> _WORK TO BE COMPLETED_:
Pull every line of the entries that has the word "millisec".
** START OF ROWS **
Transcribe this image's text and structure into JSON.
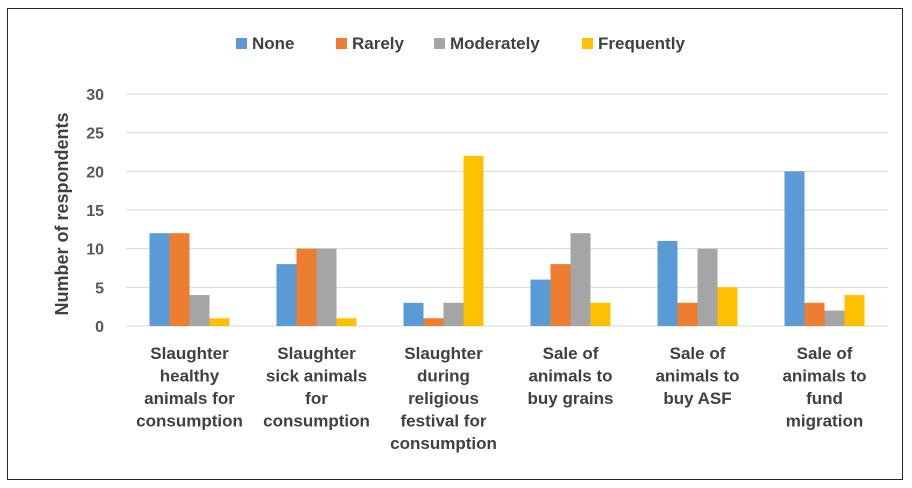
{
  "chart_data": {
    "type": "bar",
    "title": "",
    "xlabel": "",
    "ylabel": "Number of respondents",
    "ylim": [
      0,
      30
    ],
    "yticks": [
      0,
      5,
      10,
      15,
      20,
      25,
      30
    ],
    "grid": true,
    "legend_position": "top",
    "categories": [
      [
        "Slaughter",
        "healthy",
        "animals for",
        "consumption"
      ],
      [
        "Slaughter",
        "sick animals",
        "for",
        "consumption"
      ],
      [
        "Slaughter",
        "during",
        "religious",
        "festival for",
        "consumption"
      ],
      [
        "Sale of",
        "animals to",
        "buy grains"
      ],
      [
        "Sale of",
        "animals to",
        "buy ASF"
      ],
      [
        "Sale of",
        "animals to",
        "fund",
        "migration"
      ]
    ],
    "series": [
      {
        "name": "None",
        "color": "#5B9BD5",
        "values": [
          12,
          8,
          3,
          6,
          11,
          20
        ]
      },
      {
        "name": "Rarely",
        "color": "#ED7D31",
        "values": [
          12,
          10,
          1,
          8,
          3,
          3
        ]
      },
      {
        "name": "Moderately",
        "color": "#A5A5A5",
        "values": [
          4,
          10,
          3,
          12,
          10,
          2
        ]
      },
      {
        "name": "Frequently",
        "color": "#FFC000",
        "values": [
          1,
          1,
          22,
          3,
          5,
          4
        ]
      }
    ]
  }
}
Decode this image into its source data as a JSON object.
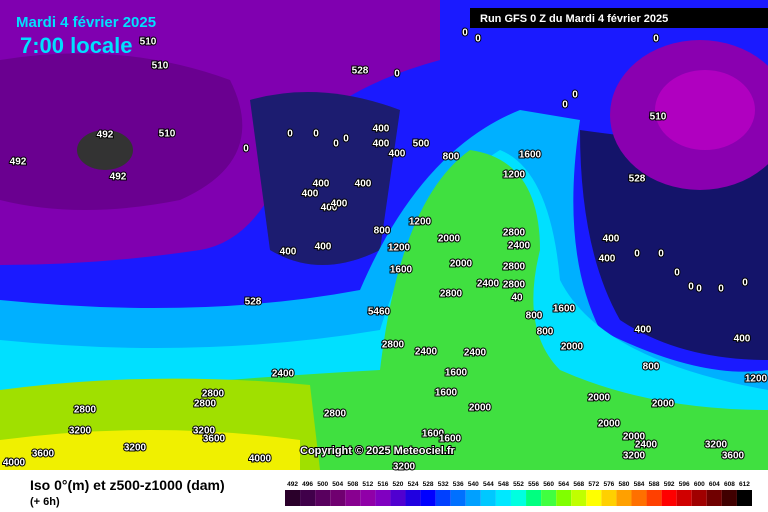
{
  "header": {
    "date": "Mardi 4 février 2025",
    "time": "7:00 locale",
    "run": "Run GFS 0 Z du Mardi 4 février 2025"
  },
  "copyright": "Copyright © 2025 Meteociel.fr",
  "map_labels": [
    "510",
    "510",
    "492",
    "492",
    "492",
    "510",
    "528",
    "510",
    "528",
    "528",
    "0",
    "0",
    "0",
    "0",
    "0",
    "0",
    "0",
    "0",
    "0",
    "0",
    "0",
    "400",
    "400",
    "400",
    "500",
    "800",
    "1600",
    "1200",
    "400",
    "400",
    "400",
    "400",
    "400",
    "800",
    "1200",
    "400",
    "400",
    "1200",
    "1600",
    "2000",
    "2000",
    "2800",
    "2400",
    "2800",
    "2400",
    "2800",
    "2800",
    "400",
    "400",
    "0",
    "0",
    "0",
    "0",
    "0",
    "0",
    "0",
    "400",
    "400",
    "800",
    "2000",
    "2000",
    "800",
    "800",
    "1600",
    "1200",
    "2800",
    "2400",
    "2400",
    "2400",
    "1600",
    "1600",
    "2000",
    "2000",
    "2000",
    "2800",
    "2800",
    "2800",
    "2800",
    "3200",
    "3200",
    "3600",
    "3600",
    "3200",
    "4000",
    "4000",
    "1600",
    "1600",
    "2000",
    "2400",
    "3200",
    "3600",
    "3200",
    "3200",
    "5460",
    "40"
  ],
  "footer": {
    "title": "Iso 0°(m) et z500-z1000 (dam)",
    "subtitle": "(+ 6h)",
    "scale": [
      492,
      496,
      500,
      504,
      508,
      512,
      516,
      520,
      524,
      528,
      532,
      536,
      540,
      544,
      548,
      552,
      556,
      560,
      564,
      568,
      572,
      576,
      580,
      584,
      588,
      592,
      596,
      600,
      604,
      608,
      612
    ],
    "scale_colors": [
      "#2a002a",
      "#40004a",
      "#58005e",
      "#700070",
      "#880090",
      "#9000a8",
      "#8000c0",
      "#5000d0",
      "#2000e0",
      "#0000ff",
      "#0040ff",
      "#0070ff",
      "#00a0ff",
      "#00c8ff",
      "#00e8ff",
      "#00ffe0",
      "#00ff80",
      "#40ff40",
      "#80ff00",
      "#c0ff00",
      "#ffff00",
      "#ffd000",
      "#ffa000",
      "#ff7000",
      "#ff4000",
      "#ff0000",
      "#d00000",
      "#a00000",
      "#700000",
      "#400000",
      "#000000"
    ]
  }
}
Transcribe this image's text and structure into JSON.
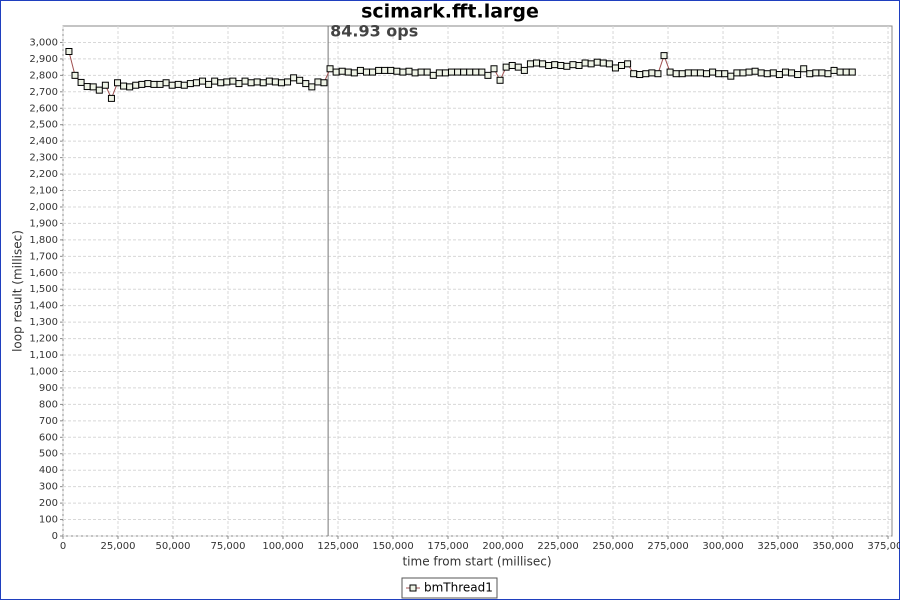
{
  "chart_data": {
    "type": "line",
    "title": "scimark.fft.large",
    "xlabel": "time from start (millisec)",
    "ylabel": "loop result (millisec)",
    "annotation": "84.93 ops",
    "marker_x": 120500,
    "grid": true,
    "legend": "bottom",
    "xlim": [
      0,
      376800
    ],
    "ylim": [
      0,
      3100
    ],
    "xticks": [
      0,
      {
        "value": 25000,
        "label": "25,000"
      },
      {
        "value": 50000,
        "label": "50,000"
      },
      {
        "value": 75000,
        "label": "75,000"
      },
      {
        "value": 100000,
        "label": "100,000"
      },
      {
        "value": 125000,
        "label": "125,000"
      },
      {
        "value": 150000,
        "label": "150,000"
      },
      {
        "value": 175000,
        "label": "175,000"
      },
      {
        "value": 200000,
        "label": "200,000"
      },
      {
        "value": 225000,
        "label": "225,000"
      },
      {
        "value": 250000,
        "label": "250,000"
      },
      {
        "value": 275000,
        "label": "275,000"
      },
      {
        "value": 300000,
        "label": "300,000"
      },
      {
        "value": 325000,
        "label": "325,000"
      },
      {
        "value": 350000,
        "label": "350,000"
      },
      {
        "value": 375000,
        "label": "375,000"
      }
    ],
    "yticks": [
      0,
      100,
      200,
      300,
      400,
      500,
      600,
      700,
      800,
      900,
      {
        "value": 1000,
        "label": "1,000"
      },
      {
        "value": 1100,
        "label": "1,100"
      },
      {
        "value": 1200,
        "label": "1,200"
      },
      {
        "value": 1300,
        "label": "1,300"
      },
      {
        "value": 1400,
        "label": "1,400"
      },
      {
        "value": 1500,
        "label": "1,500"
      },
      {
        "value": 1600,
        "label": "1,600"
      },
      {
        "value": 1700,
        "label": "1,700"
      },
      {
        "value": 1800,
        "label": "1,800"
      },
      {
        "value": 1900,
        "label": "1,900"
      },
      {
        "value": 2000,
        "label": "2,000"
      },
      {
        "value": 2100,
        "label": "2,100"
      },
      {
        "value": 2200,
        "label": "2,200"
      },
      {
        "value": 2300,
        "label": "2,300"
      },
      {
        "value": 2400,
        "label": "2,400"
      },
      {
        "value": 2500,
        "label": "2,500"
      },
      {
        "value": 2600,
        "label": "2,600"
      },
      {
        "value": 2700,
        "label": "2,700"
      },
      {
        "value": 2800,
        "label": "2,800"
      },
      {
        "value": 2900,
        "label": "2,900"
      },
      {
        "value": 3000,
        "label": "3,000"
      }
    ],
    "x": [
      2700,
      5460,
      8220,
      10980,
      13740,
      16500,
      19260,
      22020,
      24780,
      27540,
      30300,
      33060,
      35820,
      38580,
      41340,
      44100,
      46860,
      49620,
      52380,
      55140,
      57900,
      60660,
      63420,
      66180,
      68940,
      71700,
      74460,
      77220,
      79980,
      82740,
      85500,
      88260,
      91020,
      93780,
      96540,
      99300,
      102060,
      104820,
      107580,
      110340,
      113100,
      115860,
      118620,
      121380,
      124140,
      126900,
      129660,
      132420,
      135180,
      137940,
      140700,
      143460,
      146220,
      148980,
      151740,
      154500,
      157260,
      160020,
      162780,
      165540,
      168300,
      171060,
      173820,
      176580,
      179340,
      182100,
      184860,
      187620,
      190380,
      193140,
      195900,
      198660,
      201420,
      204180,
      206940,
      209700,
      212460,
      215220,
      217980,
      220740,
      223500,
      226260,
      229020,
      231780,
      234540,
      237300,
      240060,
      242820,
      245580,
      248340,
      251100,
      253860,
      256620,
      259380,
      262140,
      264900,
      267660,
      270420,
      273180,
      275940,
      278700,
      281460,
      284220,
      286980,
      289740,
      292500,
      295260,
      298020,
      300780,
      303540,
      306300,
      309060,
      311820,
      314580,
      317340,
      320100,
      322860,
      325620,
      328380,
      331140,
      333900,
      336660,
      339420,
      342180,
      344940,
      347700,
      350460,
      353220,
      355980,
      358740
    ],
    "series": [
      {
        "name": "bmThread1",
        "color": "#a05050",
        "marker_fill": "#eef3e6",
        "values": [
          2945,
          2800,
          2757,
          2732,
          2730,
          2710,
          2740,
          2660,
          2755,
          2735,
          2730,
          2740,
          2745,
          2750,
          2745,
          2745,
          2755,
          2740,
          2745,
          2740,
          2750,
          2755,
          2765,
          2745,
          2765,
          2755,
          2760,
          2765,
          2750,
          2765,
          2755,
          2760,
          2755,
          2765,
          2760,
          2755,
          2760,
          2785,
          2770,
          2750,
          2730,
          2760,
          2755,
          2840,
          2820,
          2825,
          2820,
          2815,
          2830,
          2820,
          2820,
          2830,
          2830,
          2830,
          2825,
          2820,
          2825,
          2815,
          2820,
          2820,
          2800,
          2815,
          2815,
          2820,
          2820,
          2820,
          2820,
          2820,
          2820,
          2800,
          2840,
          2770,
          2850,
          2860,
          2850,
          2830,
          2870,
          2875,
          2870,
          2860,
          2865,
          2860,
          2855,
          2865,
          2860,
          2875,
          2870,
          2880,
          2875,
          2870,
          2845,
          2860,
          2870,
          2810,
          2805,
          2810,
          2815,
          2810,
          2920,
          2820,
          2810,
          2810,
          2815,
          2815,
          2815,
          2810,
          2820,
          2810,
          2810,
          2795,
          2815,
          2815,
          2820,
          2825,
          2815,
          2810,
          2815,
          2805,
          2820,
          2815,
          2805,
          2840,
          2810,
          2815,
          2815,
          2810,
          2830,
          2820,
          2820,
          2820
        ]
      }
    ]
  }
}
** END OF ROWS **
> _SOLUTION TO THIS TASK_:
    "xlabel": "time from start (millisec)",
    "ylabel": "loop result (millisec)",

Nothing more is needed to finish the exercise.